== WHAT YOU WILL DO ==
Every entry that follows should be reproduced exactly.

Extracted data entries:
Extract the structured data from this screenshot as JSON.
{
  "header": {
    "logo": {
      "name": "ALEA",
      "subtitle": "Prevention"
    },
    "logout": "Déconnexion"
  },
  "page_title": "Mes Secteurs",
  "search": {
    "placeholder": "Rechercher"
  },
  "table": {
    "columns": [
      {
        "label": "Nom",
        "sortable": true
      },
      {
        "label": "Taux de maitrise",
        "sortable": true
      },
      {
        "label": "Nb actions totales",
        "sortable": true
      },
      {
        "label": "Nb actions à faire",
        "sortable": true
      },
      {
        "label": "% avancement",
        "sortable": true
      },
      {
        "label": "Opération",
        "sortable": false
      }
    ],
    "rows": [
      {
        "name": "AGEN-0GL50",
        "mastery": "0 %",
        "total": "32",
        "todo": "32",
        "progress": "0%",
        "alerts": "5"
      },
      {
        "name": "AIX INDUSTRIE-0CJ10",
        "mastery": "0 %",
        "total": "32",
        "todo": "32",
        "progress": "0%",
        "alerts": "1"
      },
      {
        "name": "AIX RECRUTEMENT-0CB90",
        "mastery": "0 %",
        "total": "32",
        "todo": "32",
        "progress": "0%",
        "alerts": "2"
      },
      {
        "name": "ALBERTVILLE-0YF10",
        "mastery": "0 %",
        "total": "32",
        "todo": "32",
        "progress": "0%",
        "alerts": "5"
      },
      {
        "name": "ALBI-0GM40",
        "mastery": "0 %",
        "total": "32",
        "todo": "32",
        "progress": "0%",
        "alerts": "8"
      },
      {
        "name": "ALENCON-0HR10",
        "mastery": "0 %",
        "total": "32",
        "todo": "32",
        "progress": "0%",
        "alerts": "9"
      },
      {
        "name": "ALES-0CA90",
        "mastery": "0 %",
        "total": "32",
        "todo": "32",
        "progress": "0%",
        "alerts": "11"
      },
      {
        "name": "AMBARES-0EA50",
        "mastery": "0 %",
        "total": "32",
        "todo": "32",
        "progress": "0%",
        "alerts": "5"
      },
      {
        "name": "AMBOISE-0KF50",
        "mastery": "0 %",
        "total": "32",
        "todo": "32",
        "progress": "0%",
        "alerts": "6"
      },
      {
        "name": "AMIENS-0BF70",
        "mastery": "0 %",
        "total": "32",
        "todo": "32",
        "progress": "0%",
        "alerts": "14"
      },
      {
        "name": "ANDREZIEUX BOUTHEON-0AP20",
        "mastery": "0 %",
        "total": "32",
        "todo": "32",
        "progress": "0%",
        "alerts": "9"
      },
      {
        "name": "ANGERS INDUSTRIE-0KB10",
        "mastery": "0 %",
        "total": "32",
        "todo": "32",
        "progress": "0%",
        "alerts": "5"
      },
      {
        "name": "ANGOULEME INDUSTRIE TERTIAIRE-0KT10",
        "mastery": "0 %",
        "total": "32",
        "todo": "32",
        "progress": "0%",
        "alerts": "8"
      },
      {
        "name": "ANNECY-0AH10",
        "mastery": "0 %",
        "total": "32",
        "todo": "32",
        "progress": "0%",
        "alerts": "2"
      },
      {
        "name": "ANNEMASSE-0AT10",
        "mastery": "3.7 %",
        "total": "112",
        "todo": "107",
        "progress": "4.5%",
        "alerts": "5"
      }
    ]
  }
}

== SOLUTION FOR THIS PROBLEM ==
Extract the structured data from this screenshot as JSON.
{
  "header": {
    "logo": {
      "name": "ALEA",
      "subtitle": "Prevention"
    },
    "logout": "Déconnexion"
  },
  "page_title": "Mes Secteurs",
  "search": {
    "placeholder": "Rechercher"
  },
  "table": {
    "columns": [
      {
        "label": "Nom",
        "sortable": true
      },
      {
        "label": "Taux de maitrise",
        "sortable": true
      },
      {
        "label": "Nb actions totales",
        "sortable": true
      },
      {
        "label": "Nb actions à faire",
        "sortable": true
      },
      {
        "label": "% avancement",
        "sortable": true
      },
      {
        "label": "Opération",
        "sortable": false
      }
    ],
    "rows": [
      {
        "name": "AGEN-0GL50",
        "mastery": "0 %",
        "total": "32",
        "todo": "32",
        "progress": "0%",
        "alerts": "5"
      },
      {
        "name": "AIX INDUSTRIE-0CJ10",
        "mastery": "0 %",
        "total": "32",
        "todo": "32",
        "progress": "0%",
        "alerts": "1"
      },
      {
        "name": "AIX RECRUTEMENT-0CB90",
        "mastery": "0 %",
        "total": "32",
        "todo": "32",
        "progress": "0%",
        "alerts": "2"
      },
      {
        "name": "ALBERTVILLE-0YF10",
        "mastery": "0 %",
        "total": "32",
        "todo": "32",
        "progress": "0%",
        "alerts": "5"
      },
      {
        "name": "ALBI-0GM40",
        "mastery": "0 %",
        "total": "32",
        "todo": "32",
        "progress": "0%",
        "alerts": "8"
      },
      {
        "name": "ALENCON-0HR10",
        "mastery": "0 %",
        "total": "32",
        "todo": "32",
        "progress": "0%",
        "alerts": "9"
      },
      {
        "name": "ALES-0CA90",
        "mastery": "0 %",
        "total": "32",
        "todo": "32",
        "progress": "0%",
        "alerts": "11"
      },
      {
        "name": "AMBARES-0EA50",
        "mastery": "0 %",
        "total": "32",
        "todo": "32",
        "progress": "0%",
        "alerts": "5"
      },
      {
        "name": "AMBOISE-0KF50",
        "mastery": "0 %",
        "total": "32",
        "todo": "32",
        "progress": "0%",
        "alerts": "6"
      },
      {
        "name": "AMIENS-0BF70",
        "mastery": "0 %",
        "total": "32",
        "todo": "32",
        "progress": "0%",
        "alerts": "14"
      },
      {
        "name": "ANDREZIEUX BOUTHEON-0AP20",
        "mastery": "0 %",
        "total": "32",
        "todo": "32",
        "progress": "0%",
        "alerts": "9"
      },
      {
        "name": "ANGERS INDUSTRIE-0KB10",
        "mastery": "0 %",
        "total": "32",
        "todo": "32",
        "progress": "0%",
        "alerts": "5"
      },
      {
        "name": "ANGOULEME INDUSTRIE TERTIAIRE-0KT10",
        "mastery": "0 %",
        "total": "32",
        "todo": "32",
        "progress": "0%",
        "alerts": "8"
      },
      {
        "name": "ANNECY-0AH10",
        "mastery": "0 %",
        "total": "32",
        "todo": "32",
        "progress": "0%",
        "alerts": "2"
      },
      {
        "name": "ANNEMASSE-0AT10",
        "mastery": "3.7 %",
        "total": "112",
        "todo": "107",
        "progress": "4.5%",
        "alerts": "5"
      }
    ]
  }
}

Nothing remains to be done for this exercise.